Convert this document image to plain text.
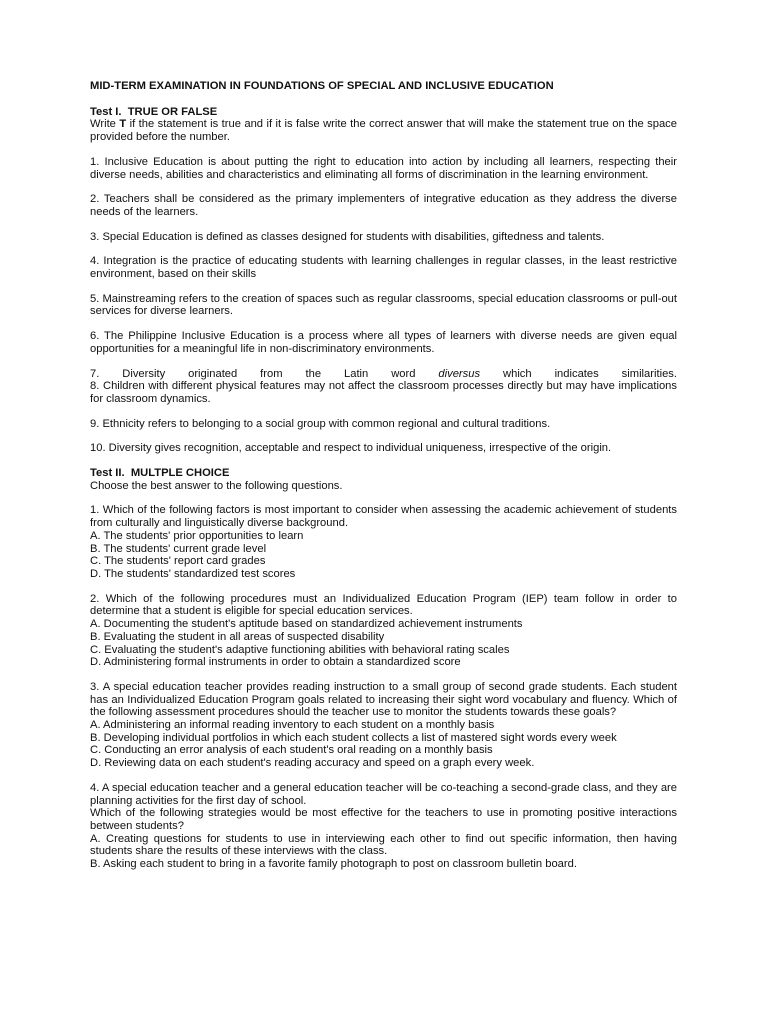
MID-TERM EXAMINATION IN FOUNDATIONS OF SPECIAL AND INCLUSIVE EDUCATION

Test I. TRUE OR FALSE

Write T if the statement is true and if it is false write the correct answer that will make the statement true on the space provided before the number.

1. Inclusive Education is about putting the right to education into action by including all learners, respecting their diverse needs, abilities and characteristics and eliminating all forms of discrimination in the learning environment.

2. Teachers shall be considered as the primary implementers of integrative education as they address the diverse needs of the learners.

3. Special Education is defined as classes designed for students with disabilities, giftedness and talents.

4. Integration is the practice of educating students with learning challenges in regular classes, in the least restrictive environment, based on their skills

5. Mainstreaming refers to the creation of spaces such as regular classrooms, special education classrooms or pull-out services for diverse learners.

6. The Philippine Inclusive Education is a process where all types of learners with diverse needs are given equal opportunities for a meaningful life in non-discriminatory environments.

7. Diversity originated from the Latin word diversus which indicates similarities.

8. Children with different physical features may not affect the classroom processes directly but may have implications for classroom dynamics.

9. Ethnicity refers to belonging to a social group with common regional and cultural traditions.

10. Diversity gives recognition, acceptable and respect to individual uniqueness, irrespective of the origin.

Test II. MULTPLE CHOICE

Choose the best answer to the following questions.

1. Which of the following factors is most important to consider when assessing the academic achievement of students from culturally and linguistically diverse background.

A. The students' prior opportunities to learn

B. The students' current grade level

C. The students' report card grades

D. The students' standardized test scores

2. Which of the following procedures must an Individualized Education Program (IEP) team follow in order to determine that a student is eligible for special education services.

A. Documenting the student's aptitude based on standardized achievement instruments

B. Evaluating the student in all areas of suspected disability

C. Evaluating the student's adaptive functioning abilities with behavioral rating scales

D. Administering formal instruments in order to obtain a standardized score

3. A special education teacher provides reading instruction to a small group of second grade students. Each student has an Individualized Education Program goals related to increasing their sight word vocabulary and fluency. Which of the following assessment procedures should the teacher use to monitor the students towards these goals?

A. Administering an informal reading inventory to each student on a monthly basis

B. Developing individual portfolios in which each student collects a list of mastered sight words every week

C. Conducting an error analysis of each student's oral reading on a monthly basis

D. Reviewing data on each student's reading accuracy and speed on a graph every week.

4. A special education teacher and a general education teacher will be co-teaching a second-grade class, and they are planning activities for the first day of school.

Which of the following strategies would be most effective for the teachers to use in promoting positive interactions between students?

A. Creating questions for students to use in interviewing each other to find out specific information, then having students share the results of these interviews with the class.

B. Asking each student to bring in a favorite family photograph to post on classroom bulletin board.
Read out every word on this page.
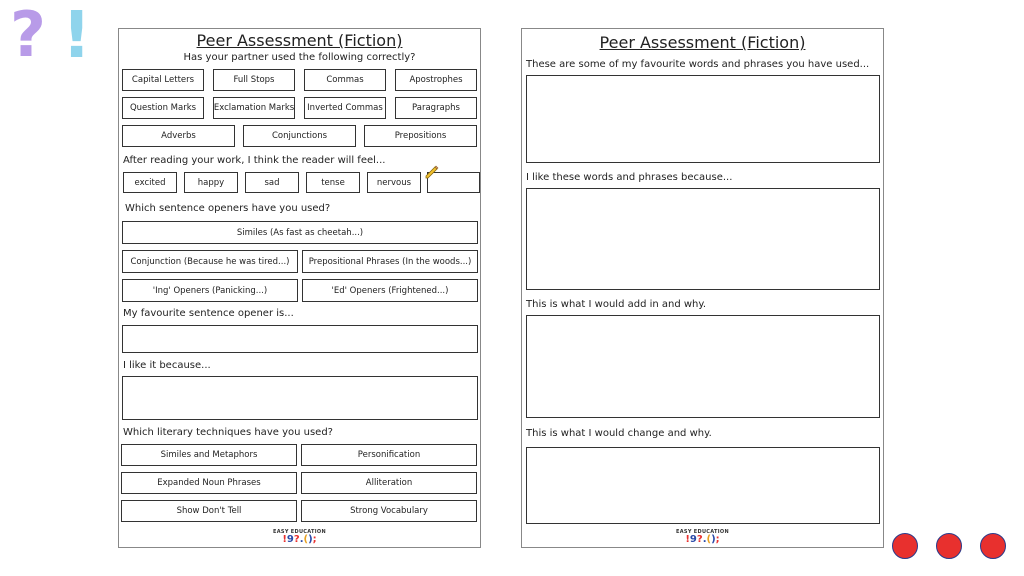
? !	Peer Assessment (Fiction)
Has your partner used the following correctly?
Capital Letters	Full Stops	Commas	Apostrophes
Question Marks	Exclamation Marks	Inverted Commas	Paragraphs
Adverbs	Conjunctions	Prepositions
After reading your work, I think the reader will feel...
excited	happy	sad	tense	nervous
Which sentence openers have you used?
Similes (As fast as cheetah...)
Conjunction (Because he was tired...)	Prepositional Phrases (In the woods...)
'Ing' Openers (Panicking...)	'Ed' Openers (Frightened...)
My favourite sentence opener is...
I like it because...
Which literary techniques have you used?
Similes and Metaphors	Personification
Expanded Noun Phrases	Alliteration
Show Don't Tell	Strong Vocabulary
EASY EDUCATION
!9?.();
Peer Assessment (Fiction)
These are some of my favourite words and phrases you have used...
I like these words and phrases because...
This is what I would add in and why.
This is what I would change and why.
EASY EDUCATION
!9?.();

--*--

▶ **Goal**: Repeat only the lines from the one with "Read out every word on this page." through the end of the data, both included and exactly as written. Pictures stay out of the copy.

▶ **Task result**:
Read out every word on this page.
? !	Peer Assessment (Fiction)
Has your partner used the following correctly?
Capital Letters	Full Stops	Commas	Apostrophes
Question Marks	Exclamation Marks	Inverted Commas	Paragraphs
Adverbs	Conjunctions	Prepositions
After reading your work, I think the reader will feel...
excited	happy	sad	tense	nervous
Which sentence openers have you used?
Similes (As fast as cheetah...)
Conjunction (Because he was tired...)	Prepositional Phrases (In the woods...)
'Ing' Openers (Panicking...)	'Ed' Openers (Frightened...)
My favourite sentence opener is...
I like it because...
Which literary techniques have you used?
Similes and Metaphors	Personification
Expanded Noun Phrases	Alliteration
Show Don't Tell	Strong Vocabulary
EASY EDUCATION
!9?.();
Peer Assessment (Fiction)
These are some of my favourite words and phrases you have used...
I like these words and phrases because...
This is what I would add in and why.
This is what I would change and why.
EASY EDUCATION
!9?.();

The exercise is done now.